──────── GIVEN DATA

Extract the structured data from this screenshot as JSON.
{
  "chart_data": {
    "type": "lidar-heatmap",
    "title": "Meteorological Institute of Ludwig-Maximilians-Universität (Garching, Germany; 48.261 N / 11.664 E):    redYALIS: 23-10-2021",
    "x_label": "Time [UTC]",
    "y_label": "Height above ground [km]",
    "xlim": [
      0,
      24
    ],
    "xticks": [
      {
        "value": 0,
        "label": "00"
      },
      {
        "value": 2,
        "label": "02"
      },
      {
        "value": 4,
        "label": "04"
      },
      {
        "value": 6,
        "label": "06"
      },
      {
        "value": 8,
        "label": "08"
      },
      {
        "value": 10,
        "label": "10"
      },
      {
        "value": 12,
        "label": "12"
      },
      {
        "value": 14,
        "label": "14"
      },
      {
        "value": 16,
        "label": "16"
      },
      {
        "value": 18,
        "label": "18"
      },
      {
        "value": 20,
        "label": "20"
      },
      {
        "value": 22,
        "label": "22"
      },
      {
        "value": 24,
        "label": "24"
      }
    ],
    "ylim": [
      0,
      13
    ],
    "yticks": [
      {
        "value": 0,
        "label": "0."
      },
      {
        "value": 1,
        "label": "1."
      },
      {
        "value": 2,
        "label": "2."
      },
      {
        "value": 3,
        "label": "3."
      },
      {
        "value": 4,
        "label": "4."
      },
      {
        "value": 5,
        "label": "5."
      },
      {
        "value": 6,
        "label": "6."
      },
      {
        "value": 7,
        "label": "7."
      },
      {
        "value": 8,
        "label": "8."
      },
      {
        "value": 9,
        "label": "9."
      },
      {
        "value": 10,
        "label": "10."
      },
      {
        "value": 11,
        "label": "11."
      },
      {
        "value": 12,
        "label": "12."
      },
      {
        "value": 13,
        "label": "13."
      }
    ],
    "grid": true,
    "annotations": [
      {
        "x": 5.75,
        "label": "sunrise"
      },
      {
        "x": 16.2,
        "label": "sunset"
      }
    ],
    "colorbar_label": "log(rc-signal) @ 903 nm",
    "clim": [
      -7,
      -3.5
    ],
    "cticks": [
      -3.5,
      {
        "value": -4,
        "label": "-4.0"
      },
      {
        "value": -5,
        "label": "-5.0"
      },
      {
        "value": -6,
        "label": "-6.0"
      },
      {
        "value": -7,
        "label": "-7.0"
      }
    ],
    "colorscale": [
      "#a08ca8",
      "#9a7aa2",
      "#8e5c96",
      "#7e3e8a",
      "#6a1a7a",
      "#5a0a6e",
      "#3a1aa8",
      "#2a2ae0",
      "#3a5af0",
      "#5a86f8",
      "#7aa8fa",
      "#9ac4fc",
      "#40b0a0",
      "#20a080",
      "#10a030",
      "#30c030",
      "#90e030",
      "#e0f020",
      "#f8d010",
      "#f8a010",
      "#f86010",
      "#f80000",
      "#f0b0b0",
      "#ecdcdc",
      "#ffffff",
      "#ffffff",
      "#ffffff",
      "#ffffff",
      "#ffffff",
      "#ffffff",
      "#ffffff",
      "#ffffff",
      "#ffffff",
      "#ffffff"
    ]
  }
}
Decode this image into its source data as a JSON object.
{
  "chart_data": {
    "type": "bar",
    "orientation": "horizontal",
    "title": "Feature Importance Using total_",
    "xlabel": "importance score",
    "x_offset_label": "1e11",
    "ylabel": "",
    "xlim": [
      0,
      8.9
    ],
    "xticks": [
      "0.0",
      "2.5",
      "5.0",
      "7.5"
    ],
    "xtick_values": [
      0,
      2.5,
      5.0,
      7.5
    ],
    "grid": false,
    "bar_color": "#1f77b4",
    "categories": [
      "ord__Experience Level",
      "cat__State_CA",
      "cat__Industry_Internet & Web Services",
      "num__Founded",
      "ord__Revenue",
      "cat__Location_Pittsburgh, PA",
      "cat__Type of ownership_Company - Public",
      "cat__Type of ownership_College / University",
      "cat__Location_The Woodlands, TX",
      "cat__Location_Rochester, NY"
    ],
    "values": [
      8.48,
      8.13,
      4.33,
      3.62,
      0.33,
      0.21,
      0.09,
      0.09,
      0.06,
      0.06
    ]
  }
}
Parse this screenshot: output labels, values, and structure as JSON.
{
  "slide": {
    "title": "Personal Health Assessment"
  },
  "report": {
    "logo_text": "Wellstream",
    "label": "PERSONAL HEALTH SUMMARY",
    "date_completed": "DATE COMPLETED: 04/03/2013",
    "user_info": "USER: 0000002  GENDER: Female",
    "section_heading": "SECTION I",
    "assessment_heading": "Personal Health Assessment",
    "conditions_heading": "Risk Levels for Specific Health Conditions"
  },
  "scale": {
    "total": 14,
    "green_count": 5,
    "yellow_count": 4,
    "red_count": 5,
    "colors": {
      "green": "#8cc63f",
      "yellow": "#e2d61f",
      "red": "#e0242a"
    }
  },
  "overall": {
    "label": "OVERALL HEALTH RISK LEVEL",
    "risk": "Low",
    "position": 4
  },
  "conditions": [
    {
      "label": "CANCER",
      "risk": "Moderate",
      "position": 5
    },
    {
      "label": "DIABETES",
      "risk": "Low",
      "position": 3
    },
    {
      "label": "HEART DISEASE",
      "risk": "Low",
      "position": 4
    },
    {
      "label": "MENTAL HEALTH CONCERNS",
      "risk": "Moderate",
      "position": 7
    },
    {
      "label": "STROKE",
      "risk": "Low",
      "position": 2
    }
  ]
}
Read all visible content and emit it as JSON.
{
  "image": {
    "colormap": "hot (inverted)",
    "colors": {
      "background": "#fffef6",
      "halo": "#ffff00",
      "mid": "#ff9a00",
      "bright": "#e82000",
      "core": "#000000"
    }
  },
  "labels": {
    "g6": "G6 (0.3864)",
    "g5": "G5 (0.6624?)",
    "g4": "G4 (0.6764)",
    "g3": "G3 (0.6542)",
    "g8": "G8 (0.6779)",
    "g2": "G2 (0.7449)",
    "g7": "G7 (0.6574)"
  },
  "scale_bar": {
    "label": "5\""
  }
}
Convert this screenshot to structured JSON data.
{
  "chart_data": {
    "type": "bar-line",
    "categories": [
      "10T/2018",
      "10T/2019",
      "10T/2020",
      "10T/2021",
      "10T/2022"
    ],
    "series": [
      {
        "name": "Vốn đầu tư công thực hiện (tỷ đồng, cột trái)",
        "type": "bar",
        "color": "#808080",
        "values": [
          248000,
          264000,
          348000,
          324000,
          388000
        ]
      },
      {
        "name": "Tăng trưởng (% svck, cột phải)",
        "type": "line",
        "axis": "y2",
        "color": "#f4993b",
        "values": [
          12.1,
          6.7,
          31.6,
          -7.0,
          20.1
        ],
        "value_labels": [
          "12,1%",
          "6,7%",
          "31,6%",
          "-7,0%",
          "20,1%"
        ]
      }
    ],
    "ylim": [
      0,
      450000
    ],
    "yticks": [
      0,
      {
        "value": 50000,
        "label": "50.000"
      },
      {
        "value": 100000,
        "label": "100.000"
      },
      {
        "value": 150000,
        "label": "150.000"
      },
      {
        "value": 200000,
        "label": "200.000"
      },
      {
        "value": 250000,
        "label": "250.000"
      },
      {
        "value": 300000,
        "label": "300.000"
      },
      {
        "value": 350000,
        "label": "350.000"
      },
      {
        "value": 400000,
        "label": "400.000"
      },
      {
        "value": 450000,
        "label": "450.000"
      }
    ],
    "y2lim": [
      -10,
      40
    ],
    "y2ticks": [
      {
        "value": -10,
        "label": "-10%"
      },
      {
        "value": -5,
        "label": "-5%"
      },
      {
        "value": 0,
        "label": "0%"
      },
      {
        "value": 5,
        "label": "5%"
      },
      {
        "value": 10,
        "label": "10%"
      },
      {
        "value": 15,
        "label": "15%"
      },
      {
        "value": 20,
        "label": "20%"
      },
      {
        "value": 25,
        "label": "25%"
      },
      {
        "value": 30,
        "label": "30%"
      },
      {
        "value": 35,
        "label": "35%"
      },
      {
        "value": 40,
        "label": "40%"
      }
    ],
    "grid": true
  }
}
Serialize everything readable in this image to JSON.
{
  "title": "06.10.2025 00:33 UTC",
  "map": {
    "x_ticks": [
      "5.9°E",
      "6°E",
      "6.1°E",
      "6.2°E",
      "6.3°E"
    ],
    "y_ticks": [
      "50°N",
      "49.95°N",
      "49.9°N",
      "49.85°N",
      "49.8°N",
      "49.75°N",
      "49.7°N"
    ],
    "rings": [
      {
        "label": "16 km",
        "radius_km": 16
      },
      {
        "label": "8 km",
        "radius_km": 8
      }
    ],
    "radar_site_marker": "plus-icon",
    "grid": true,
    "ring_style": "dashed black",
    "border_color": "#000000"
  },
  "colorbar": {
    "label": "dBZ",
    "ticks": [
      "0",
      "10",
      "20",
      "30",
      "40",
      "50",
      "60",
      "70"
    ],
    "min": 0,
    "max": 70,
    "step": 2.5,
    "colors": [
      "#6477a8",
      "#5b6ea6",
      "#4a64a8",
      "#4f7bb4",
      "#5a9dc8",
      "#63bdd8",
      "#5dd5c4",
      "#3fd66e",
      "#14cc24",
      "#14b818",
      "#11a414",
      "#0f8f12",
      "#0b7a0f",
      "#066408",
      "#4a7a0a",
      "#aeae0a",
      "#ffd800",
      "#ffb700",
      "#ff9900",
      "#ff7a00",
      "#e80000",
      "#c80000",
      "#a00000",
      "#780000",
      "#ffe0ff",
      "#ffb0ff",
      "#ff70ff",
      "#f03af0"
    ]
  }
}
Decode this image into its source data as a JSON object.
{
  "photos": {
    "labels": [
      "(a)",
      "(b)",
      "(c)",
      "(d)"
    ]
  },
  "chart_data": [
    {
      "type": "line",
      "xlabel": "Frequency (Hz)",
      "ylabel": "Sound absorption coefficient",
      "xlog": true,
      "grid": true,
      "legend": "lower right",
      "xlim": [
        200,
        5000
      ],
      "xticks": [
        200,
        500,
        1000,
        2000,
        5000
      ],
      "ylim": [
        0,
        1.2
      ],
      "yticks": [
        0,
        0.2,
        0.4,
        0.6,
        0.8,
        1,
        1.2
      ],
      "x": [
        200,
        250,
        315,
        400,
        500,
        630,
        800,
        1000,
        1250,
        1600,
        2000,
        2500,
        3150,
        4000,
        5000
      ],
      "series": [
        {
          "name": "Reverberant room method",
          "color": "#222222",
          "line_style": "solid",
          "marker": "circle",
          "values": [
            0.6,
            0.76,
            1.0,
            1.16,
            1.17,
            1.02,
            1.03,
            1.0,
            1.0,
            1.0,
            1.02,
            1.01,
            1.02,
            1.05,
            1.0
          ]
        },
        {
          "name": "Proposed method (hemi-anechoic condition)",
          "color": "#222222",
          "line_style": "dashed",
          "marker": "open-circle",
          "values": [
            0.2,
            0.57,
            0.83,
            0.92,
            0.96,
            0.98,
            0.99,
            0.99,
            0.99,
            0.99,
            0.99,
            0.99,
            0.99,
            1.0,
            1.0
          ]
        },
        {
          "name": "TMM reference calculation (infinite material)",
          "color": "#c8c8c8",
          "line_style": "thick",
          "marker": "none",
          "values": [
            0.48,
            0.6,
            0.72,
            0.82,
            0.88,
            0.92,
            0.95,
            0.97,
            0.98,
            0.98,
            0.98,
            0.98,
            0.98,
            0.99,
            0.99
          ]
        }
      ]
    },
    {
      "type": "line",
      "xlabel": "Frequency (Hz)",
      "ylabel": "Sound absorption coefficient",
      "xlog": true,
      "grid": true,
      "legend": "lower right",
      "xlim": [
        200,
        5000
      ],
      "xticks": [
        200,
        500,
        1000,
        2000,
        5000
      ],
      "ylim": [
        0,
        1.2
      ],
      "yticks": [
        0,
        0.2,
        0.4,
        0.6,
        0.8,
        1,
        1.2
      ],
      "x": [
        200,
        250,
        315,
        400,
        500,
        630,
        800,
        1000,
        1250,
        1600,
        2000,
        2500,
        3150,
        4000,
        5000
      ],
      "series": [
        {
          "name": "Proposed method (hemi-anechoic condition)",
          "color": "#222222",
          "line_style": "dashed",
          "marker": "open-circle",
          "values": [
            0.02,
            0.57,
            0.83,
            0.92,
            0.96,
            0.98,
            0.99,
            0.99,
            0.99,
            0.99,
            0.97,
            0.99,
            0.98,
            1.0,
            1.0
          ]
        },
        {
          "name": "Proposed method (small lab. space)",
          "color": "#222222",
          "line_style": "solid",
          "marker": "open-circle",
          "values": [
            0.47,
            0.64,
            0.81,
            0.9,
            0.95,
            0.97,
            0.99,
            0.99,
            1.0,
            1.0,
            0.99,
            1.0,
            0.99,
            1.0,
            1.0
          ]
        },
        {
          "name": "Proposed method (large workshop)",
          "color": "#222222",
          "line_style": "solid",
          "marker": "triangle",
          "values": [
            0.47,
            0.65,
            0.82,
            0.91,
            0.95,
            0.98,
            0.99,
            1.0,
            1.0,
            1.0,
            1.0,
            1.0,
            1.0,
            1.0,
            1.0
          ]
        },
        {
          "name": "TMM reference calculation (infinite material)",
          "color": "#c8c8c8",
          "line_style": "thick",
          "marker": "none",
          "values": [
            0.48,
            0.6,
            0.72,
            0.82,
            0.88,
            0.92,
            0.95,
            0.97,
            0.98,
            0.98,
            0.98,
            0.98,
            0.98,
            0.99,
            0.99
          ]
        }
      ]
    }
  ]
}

────────────────

Count how many lines of the material hold the string "name". Give the number and nothing more.

ANSWER TO THIS EXERCISE →
9